Show every line where "effect" occurs.

····················

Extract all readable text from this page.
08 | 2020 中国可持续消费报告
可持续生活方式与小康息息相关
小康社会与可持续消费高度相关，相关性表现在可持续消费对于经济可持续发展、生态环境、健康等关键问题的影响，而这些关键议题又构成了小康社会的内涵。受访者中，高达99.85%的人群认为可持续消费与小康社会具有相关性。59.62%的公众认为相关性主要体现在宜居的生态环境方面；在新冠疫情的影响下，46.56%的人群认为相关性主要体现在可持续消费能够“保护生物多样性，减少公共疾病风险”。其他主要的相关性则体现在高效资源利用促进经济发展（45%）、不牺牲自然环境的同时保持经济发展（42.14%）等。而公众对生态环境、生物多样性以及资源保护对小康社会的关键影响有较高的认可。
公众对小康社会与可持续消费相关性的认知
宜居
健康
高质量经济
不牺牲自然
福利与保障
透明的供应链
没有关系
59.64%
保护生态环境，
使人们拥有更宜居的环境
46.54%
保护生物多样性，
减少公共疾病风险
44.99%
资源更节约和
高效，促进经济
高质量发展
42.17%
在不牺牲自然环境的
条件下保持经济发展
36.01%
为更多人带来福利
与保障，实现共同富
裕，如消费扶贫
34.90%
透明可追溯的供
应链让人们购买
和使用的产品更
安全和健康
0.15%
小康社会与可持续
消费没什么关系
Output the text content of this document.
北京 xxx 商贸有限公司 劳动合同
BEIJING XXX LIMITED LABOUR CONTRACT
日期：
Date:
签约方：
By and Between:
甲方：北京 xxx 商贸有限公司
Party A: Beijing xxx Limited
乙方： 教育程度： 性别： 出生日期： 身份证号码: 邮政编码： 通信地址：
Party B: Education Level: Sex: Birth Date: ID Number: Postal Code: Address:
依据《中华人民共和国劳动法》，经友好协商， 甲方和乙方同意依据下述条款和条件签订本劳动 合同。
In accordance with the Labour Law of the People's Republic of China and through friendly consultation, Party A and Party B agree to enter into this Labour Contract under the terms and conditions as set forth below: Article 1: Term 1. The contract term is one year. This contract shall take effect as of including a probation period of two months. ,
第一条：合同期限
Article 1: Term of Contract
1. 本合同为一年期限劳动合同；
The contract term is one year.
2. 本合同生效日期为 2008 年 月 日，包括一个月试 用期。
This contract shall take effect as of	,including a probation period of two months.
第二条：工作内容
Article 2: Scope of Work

····················

EXERCISE RESULT:
In accordance with the Labour Law of the People's Republic of China and through friendly consultation, Party A and Party B agree to enter into this Labour Contract under the terms and conditions as set forth below: Article 1: Term 1. The contract term is one year. This contract shall take effect as of including a probation period of two months. ,
This contract shall take effect as of	,including a probation period of two months.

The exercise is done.